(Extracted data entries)

########################################

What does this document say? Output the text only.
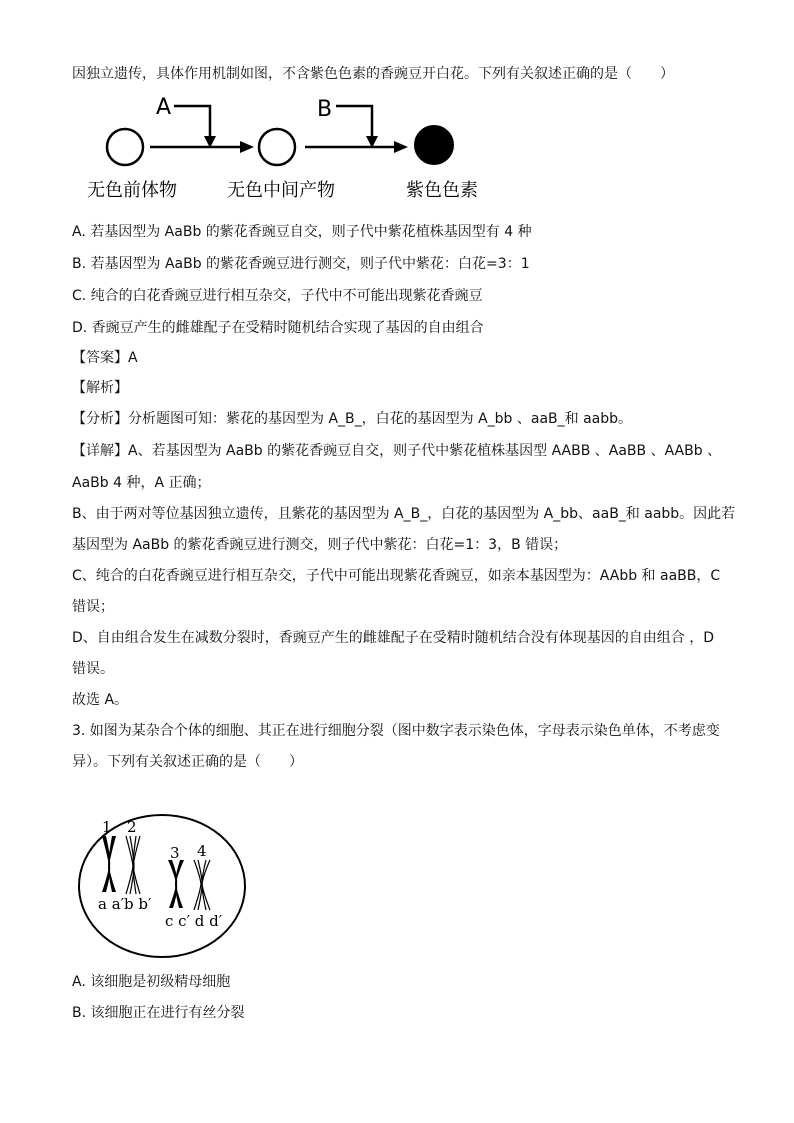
因独立遗传，具体作用机制如图，不含紫色色素的香豌豆开白花。下列有关叙述正确的是（　　）
A	B
无色前体物	无色中间产物	紫色色素
A. 若基因型为 AaBb 的紫花香豌豆自交，则子代中紫花植株基因型有 4 种
B. 若基因型为 AaBb 的紫花香豌豆进行测交，则子代中紫花：白花=3：1
C. 纯合的白花香豌豆进行相互杂交，子代中不可能出现紫花香豌豆
D. 香豌豆产生的雌雄配子在受精时随机结合实现了基因的自由组合
【答案】A
【解析】
【分析】分析题图可知：紫花的基因型为 A_B_，白花的基因型为 A_bb 、aaB_和 aabb。
【详解】A、若基因型为 AaBb 的紫花香豌豆自交，则子代中紫花植株基因型 AABB 、AaBB 、AABb 、
AaBb 4 种，A 正确；
B、由于两对等位基因独立遗传，且紫花的基因型为 A_B_，白花的基因型为 A_bb、aaB_和 aabb。因此若
基因型为 AaBb 的紫花香豌豆进行测交，则子代中紫花：白花=1：3，B 错误；
C、纯合的白花香豌豆进行相互杂交，子代中可能出现紫花香豌豆，如亲本基因型为：AAbb 和 aaBB，C
错误；
D、自由组合发生在减数分裂时，香豌豆产生的雌雄配子在受精时随机结合没有体现基因的自由组合 ，D
错误。
故选 A。
3. 如图为某杂合个体的细胞、其正在进行细胞分裂（图中数字表示染色体，字母表示染色单体，不考虑变
异）。下列有关叙述正确的是（　　）
1 2
3 4
a a′b b′
c c′ d d′
A. 该细胞是初级精母细胞
B. 该细胞正在进行有丝分裂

########################################

Objective |
Make an exact copy of the records shown above, without the pictures.

Final answer |
What does this document say? Output the text only.
因独立遗传，具体作用机制如图，不含紫色色素的香豌豆开白花。下列有关叙述正确的是（　　）
A	B
无色前体物	无色中间产物	紫色色素
A. 若基因型为 AaBb 的紫花香豌豆自交，则子代中紫花植株基因型有 4 种
B. 若基因型为 AaBb 的紫花香豌豆进行测交，则子代中紫花：白花=3：1
C. 纯合的白花香豌豆进行相互杂交，子代中不可能出现紫花香豌豆
D. 香豌豆产生的雌雄配子在受精时随机结合实现了基因的自由组合
【答案】A
【解析】
【分析】分析题图可知：紫花的基因型为 A_B_，白花的基因型为 A_bb 、aaB_和 aabb。
【详解】A、若基因型为 AaBb 的紫花香豌豆自交，则子代中紫花植株基因型 AABB 、AaBB 、AABb 、
AaBb 4 种，A 正确；
B、由于两对等位基因独立遗传，且紫花的基因型为 A_B_，白花的基因型为 A_bb、aaB_和 aabb。因此若
基因型为 AaBb 的紫花香豌豆进行测交，则子代中紫花：白花=1：3，B 错误；
C、纯合的白花香豌豆进行相互杂交，子代中可能出现紫花香豌豆，如亲本基因型为：AAbb 和 aaBB，C
错误；
D、自由组合发生在减数分裂时，香豌豆产生的雌雄配子在受精时随机结合没有体现基因的自由组合 ，D
错误。
故选 A。
3. 如图为某杂合个体的细胞、其正在进行细胞分裂（图中数字表示染色体，字母表示染色单体，不考虑变
异）。下列有关叙述正确的是（　　）
1 2
3 4
a a′b b′
c c′ d d′
A. 该细胞是初级精母细胞
B. 该细胞正在进行有丝分裂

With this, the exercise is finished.